Untuk seumuran dia, saya akui dia cukup pede. Kebetulan surat yang harus dihafalnya adalah surat yang pernah saya hafal, Al-Mutaffifiin (Q.S 83), jadi lumayan untuk saya mengingat kembali hafalan ini. Dia membaca dengan sangat lancar, makhroj dan harakatnya pas. Dan tanpa lagu yang mendayu-dayu sehingga tidak mengganggu konsentrasi saya dalam pemaknaan ayat demi ayat. Meskipun mungkin dia berusaha membacanya dengan dilagukan, tapi saya mendengarnya tetap datar, tidak ada penekanan atau dramatisasi (baca: penjiwaan) ayat per ayat. ya mungkin karena ini hanya ajang hafalan tingkat anak-anak. Tapi saya tetap salut padanya, untuk seusia dia, makhrojnya enak didengar.
Selesai hafalannya, para juri memberi penilaian. Juri pertama mengakui bahwa dia membacanya dengan tajwid dan makhroj yang pas. Hanya ada satu huruf pada satu kata yang tidak pas menurutnya. Yaitu huruf sin dibaca shod pada kata 'asaathiiru' (ayat 13). Selanjutnya juri kedua menyuruh Fatih itu untuk mengulang ayat 7 dan ayat 18. Sang juri membandingkannya lalu mengatakan bahwa hanya kurang satu harakat (ketukan) di ayat ke-7-nya pada kata 'kallaa'.
Yang membuat saya heran adalah mereka (para Juri) begitu detail dalam memperhatikan makhroj huruf tiap kata yang dibacakan, tapi kenapa nama acaranya tidak disesuaikan dengan makhrojnya? Mengapa harus Hafidz Indonesia bukan Hafizh (Haafizh) Indonesia? Atau mungkin mereka sudah mengkritik sebelumnya tapi karena sudah terlanjur jadi iklan, ikon, logo, dsb itu sehingga mereka membirakannya begitu saja? Memang sih huruf latin tidak sepenuhnya bisa mewakili huruf arab, tapi bukankah kita punya kaidah penulisan arab-latin yang telah disepakati secara umum? seperti kita ketahui, huruf dzal, zai, dan zho dalam bahasa Arab ditulis sebagai dz, z, dan zh dalam bahasa latin. Huruf dzal misalnya pada kata adzan, dzikir, ustadz. Huruf zai misalnya pada kata zainab, zakat, zam-zam. Sedangkan huruf zho misalnya pada kata husnuzhon, zhihar, zholim, dan hafizh.

(Data tersimpan)
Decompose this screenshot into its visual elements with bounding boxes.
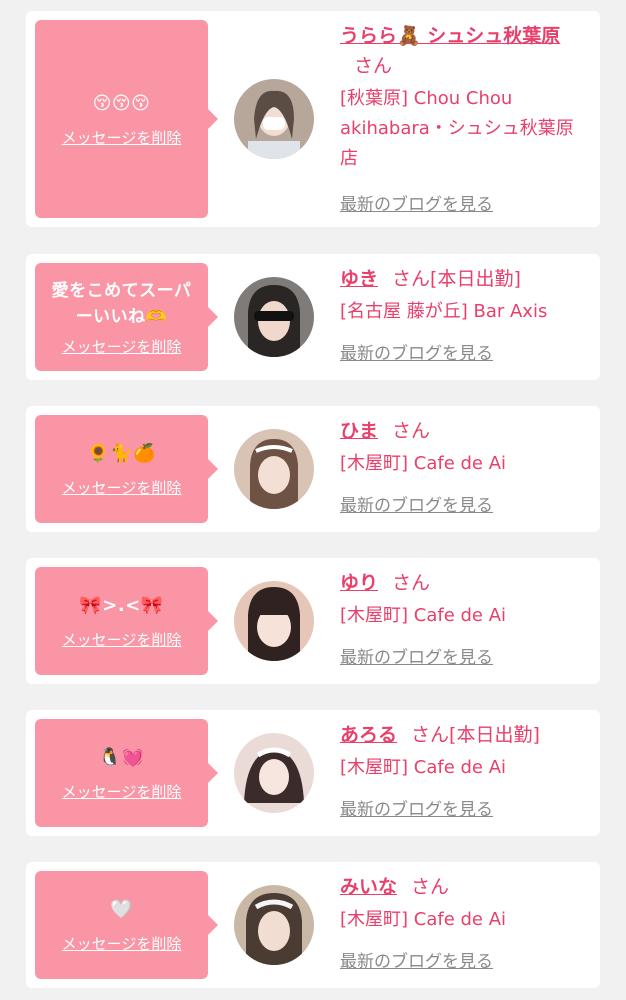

(Permintaan)
Ubah paragraf halaman yang diawali "Selesai hafalannya, para juri" menjadi daftar poin singkat tanpa menghilangkan fakta utamanya.

(Jawaban tugas ini)
- Setelah hafalan selesai, para juri memberi penilaian.
- Juri pertama menilai tajwid dan makhrojnya pas. Hanya satu huruf yang keliru, yaitu sin dibaca shod pada kata 'asaathiiru' (ayat 13).
- Juri kedua meminta Fatih mengulang ayat 7 dan ayat 18.
- Setelah membandingkan keduanya, juri kedua menyatakan hanya kurang satu harakat (ketukan) pada kata 'kallaa' di ayat 7.